▶ **Short problem**
Take every line where the string "this" appears and copy it.
** begin Record set **
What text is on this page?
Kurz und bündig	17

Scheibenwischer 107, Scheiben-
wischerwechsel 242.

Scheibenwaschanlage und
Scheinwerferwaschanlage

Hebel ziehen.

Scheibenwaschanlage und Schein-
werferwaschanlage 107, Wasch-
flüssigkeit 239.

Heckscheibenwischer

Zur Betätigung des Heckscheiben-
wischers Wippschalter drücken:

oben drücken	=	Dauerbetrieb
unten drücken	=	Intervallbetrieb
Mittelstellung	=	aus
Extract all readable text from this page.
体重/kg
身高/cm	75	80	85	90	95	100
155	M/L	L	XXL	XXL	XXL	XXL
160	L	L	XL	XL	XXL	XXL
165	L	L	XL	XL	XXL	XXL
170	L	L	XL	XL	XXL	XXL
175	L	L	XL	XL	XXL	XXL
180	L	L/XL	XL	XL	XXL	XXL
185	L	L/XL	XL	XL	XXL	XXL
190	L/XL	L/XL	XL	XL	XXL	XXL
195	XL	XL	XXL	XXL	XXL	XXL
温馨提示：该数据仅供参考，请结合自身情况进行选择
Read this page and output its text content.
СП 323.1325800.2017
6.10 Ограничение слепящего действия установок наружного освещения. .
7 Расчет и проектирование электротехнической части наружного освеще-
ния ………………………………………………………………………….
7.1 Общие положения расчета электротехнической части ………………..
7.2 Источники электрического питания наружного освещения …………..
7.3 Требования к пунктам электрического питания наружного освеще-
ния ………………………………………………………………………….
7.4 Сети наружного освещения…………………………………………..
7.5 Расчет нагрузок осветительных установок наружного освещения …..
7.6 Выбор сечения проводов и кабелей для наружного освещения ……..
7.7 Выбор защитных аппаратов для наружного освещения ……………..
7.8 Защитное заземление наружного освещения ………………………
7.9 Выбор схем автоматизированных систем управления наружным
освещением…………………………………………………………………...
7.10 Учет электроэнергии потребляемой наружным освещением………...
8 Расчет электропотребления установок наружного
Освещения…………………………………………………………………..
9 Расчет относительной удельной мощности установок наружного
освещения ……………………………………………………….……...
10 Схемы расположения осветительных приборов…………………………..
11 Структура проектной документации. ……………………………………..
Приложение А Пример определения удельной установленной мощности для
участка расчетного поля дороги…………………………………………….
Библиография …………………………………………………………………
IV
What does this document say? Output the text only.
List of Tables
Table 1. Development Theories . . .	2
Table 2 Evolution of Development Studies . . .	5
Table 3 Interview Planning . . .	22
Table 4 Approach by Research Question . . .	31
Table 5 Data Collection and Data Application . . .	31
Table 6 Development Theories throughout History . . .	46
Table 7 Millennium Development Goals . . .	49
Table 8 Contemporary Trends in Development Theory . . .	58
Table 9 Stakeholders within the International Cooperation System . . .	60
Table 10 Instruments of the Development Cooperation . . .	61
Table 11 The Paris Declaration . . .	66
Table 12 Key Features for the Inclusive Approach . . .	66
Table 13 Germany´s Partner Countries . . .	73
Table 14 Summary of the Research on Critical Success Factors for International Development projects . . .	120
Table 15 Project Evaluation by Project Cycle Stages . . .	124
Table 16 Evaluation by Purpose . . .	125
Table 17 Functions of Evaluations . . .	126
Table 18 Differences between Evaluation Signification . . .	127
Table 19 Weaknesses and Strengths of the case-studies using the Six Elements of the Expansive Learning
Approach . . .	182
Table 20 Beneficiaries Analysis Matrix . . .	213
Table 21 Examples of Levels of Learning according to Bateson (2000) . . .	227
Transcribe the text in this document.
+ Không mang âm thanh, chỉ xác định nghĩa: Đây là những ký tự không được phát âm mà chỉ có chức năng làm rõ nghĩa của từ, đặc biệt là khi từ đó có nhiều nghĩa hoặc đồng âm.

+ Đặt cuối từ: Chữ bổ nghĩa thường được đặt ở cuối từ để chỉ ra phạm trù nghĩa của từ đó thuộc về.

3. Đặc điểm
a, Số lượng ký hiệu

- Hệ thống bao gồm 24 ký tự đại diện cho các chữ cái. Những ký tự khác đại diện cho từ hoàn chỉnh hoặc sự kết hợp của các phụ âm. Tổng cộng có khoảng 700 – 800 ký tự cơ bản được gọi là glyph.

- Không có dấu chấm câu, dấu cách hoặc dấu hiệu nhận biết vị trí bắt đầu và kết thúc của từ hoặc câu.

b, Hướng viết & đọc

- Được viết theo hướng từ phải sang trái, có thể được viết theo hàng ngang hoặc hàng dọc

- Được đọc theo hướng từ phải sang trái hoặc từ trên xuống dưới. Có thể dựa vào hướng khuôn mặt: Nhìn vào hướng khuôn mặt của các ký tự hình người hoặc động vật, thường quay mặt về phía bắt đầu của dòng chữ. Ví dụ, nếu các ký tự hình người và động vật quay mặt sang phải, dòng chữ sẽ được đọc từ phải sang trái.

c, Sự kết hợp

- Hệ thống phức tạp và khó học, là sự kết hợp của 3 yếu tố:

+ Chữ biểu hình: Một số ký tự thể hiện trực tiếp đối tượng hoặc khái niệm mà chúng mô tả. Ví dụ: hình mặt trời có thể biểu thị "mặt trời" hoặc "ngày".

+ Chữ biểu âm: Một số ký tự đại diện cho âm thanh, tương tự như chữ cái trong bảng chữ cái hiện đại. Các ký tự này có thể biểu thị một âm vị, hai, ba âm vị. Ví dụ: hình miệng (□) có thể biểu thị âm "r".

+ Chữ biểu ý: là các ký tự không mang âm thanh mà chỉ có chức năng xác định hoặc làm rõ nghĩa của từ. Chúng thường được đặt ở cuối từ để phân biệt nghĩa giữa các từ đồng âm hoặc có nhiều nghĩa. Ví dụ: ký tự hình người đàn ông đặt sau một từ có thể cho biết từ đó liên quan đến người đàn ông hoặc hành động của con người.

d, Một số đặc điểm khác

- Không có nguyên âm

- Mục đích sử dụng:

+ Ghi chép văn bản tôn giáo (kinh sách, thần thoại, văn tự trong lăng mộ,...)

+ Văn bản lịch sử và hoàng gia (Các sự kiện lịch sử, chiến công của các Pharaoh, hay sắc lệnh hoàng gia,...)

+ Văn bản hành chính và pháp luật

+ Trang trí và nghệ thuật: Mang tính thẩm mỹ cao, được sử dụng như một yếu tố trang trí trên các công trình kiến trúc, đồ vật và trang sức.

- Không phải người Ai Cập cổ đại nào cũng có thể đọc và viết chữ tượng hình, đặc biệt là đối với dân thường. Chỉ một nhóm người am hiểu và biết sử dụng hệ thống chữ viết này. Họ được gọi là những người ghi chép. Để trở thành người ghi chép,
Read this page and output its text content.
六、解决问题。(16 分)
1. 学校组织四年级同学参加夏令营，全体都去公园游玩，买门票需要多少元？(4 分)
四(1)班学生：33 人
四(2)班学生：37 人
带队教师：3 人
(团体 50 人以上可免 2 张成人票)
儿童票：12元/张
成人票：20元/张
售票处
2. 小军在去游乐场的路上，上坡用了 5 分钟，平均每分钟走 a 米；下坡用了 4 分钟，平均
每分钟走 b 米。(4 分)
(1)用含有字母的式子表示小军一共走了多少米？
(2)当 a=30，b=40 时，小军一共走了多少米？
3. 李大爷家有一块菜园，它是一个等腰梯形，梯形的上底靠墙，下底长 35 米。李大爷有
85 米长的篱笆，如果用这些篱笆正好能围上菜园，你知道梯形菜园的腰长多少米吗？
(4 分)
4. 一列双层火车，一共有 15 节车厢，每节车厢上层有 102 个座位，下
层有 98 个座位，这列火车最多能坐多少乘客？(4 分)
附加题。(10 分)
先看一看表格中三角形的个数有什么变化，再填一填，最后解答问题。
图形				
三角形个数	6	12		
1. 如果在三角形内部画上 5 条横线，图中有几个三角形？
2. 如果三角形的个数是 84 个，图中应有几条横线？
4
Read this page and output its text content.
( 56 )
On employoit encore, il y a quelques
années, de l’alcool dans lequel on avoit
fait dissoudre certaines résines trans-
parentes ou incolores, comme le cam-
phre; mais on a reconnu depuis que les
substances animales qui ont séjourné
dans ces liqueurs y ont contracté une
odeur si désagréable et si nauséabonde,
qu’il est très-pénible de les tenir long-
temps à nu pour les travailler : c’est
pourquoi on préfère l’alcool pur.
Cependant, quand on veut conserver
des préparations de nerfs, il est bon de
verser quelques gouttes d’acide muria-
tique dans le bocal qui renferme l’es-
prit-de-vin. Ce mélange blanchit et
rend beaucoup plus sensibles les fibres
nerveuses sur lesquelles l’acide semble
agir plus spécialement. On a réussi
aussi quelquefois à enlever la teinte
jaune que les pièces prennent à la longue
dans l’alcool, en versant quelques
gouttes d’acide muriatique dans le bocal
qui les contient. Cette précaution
** end Record set **
▶ **Completed exercise**
What text is on this page?
Extract all readable text from this page.
Read this page and output its text content.
What does this document say? Output the text only.
Transcribe the text in this document.
Read this page and output its text content.
Read this page and output its text content.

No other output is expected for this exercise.